TASK DIRECTIONS:
The records that follow should be retyped word for word.

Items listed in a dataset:
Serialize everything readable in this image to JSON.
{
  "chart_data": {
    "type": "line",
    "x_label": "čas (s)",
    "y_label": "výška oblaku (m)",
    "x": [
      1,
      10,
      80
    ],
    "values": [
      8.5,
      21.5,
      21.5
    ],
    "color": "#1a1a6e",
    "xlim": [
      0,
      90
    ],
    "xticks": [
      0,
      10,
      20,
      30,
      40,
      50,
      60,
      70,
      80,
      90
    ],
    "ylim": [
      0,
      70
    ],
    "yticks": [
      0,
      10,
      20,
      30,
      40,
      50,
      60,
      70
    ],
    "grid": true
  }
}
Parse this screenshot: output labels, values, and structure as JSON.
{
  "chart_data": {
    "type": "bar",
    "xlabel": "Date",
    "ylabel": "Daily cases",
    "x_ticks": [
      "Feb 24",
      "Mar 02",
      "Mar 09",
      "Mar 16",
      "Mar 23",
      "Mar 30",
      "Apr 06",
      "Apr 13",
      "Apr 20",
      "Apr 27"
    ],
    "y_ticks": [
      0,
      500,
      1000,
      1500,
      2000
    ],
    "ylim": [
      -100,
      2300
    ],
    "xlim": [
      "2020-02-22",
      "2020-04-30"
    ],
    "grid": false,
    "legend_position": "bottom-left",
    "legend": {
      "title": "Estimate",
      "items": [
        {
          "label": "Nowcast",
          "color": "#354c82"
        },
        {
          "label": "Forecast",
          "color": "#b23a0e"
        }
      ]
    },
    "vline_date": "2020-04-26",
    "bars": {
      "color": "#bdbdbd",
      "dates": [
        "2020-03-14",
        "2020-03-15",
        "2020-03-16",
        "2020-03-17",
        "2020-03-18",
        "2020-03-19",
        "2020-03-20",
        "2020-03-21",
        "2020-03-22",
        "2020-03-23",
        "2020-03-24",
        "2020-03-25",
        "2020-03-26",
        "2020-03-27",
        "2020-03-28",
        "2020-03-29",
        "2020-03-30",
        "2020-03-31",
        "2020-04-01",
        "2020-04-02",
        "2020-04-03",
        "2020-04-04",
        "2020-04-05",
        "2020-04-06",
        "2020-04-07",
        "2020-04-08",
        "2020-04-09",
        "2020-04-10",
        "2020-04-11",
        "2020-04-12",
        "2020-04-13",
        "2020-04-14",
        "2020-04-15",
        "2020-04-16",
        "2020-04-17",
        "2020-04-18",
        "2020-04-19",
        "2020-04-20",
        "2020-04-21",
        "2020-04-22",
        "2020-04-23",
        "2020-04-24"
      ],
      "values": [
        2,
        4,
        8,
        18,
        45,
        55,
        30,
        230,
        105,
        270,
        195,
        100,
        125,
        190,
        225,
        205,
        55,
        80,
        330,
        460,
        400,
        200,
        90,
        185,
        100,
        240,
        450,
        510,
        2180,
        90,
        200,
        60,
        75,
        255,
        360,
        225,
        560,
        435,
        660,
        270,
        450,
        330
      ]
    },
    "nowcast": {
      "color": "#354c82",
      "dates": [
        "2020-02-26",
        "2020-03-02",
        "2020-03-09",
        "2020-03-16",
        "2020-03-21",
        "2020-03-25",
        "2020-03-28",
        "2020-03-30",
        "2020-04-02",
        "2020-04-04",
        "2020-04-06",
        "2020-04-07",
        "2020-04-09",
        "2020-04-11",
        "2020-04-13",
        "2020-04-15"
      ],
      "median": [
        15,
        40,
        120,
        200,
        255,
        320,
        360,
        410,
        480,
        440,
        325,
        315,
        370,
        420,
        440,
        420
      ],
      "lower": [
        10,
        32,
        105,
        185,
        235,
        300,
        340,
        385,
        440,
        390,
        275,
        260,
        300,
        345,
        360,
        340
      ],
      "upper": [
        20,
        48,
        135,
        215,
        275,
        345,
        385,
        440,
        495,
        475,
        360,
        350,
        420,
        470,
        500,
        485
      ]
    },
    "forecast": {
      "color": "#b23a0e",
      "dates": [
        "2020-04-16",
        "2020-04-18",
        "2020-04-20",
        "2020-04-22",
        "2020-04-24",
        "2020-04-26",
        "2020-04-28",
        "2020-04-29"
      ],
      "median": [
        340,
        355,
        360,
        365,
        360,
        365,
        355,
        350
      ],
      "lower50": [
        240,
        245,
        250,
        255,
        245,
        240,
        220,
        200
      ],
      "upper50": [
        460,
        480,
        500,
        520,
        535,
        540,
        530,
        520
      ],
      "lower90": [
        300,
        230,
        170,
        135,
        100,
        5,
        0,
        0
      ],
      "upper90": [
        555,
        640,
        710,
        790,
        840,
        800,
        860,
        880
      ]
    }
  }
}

FINAL RESULT:
Serialize everything readable in this image to JSON.
{
  "chart_data": {
    "type": "line",
    "x_label": "čas (s)",
    "y_label": "výška oblaku (m)",
    "x": [
      1,
      10,
      80
    ],
    "values": [
      8.5,
      21.5,
      21.5
    ],
    "color": "#1a1a6e",
    "xlim": [
      0,
      90
    ],
    "xticks": [
      0,
      10,
      20,
      30,
      40,
      50,
      60,
      70,
      80,
      90
    ],
    "ylim": [
      0,
      70
    ],
    "yticks": [
      0,
      10,
      20,
      30,
      40,
      50,
      60,
      70
    ],
    "grid": true
  }
}
Parse this screenshot: output labels, values, and structure as JSON.
{
  "chart_data": {
    "type": "bar",
    "xlabel": "Date",
    "ylabel": "Daily cases",
    "x_ticks": [
      "Feb 24",
      "Mar 02",
      "Mar 09",
      "Mar 16",
      "Mar 23",
      "Mar 30",
      "Apr 06",
      "Apr 13",
      "Apr 20",
      "Apr 27"
    ],
    "y_ticks": [
      0,
      500,
      1000,
      1500,
      2000
    ],
    "ylim": [
      -100,
      2300
    ],
    "xlim": [
      "2020-02-22",
      "2020-04-30"
    ],
    "grid": false,
    "legend_position": "bottom-left",
    "legend": {
      "title": "Estimate",
      "items": [
        {
          "label": "Nowcast",
          "color": "#354c82"
        },
        {
          "label": "Forecast",
          "color": "#b23a0e"
        }
      ]
    },
    "vline_date": "2020-04-26",
    "bars": {
      "color": "#bdbdbd",
      "dates": [
        "2020-03-14",
        "2020-03-15",
        "2020-03-16",
        "2020-03-17",
        "2020-03-18",
        "2020-03-19",
        "2020-03-20",
        "2020-03-21",
        "2020-03-22",
        "2020-03-23",
        "2020-03-24",
        "2020-03-25",
        "2020-03-26",
        "2020-03-27",
        "2020-03-28",
        "2020-03-29",
        "2020-03-30",
        "2020-03-31",
        "2020-04-01",
        "2020-04-02",
        "2020-04-03",
        "2020-04-04",
        "2020-04-05",
        "2020-04-06",
        "2020-04-07",
        "2020-04-08",
        "2020-04-09",
        "2020-04-10",
        "2020-04-11",
        "2020-04-12",
        "2020-04-13",
        "2020-04-14",
        "2020-04-15",
        "2020-04-16",
        "2020-04-17",
        "2020-04-18",
        "2020-04-19",
        "2020-04-20",
        "2020-04-21",
        "2020-04-22",
        "2020-04-23",
        "2020-04-24"
      ],
      "values": [
        2,
        4,
        8,
        18,
        45,
        55,
        30,
        230,
        105,
        270,
        195,
        100,
        125,
        190,
        225,
        205,
        55,
        80,
        330,
        460,
        400,
        200,
        90,
        185,
        100,
        240,
        450,
        510,
        2180,
        90,
        200,
        60,
        75,
        255,
        360,
        225,
        560,
        435,
        660,
        270,
        450,
        330
      ]
    },
    "nowcast": {
      "color": "#354c82",
      "dates": [
        "2020-02-26",
        "2020-03-02",
        "2020-03-09",
        "2020-03-16",
        "2020-03-21",
        "2020-03-25",
        "2020-03-28",
        "2020-03-30",
        "2020-04-02",
        "2020-04-04",
        "2020-04-06",
        "2020-04-07",
        "2020-04-09",
        "2020-04-11",
        "2020-04-13",
        "2020-04-15"
      ],
      "median": [
        15,
        40,
        120,
        200,
        255,
        320,
        360,
        410,
        480,
        440,
        325,
        315,
        370,
        420,
        440,
        420
      ],
      "lower": [
        10,
        32,
        105,
        185,
        235,
        300,
        340,
        385,
        440,
        390,
        275,
        260,
        300,
        345,
        360,
        340
      ],
      "upper": [
        20,
        48,
        135,
        215,
        275,
        345,
        385,
        440,
        495,
        475,
        360,
        350,
        420,
        470,
        500,
        485
      ]
    },
    "forecast": {
      "color": "#b23a0e",
      "dates": [
        "2020-04-16",
        "2020-04-18",
        "2020-04-20",
        "2020-04-22",
        "2020-04-24",
        "2020-04-26",
        "2020-04-28",
        "2020-04-29"
      ],
      "median": [
        340,
        355,
        360,
        365,
        360,
        365,
        355,
        350
      ],
      "lower50": [
        240,
        245,
        250,
        255,
        245,
        240,
        220,
        200
      ],
      "upper50": [
        460,
        480,
        500,
        520,
        535,
        540,
        530,
        520
      ],
      "lower90": [
        300,
        230,
        170,
        135,
        100,
        5,
        0,
        0
      ],
      "upper90": [
        555,
        640,
        710,
        790,
        840,
        800,
        860,
        880
      ]
    }
  }
}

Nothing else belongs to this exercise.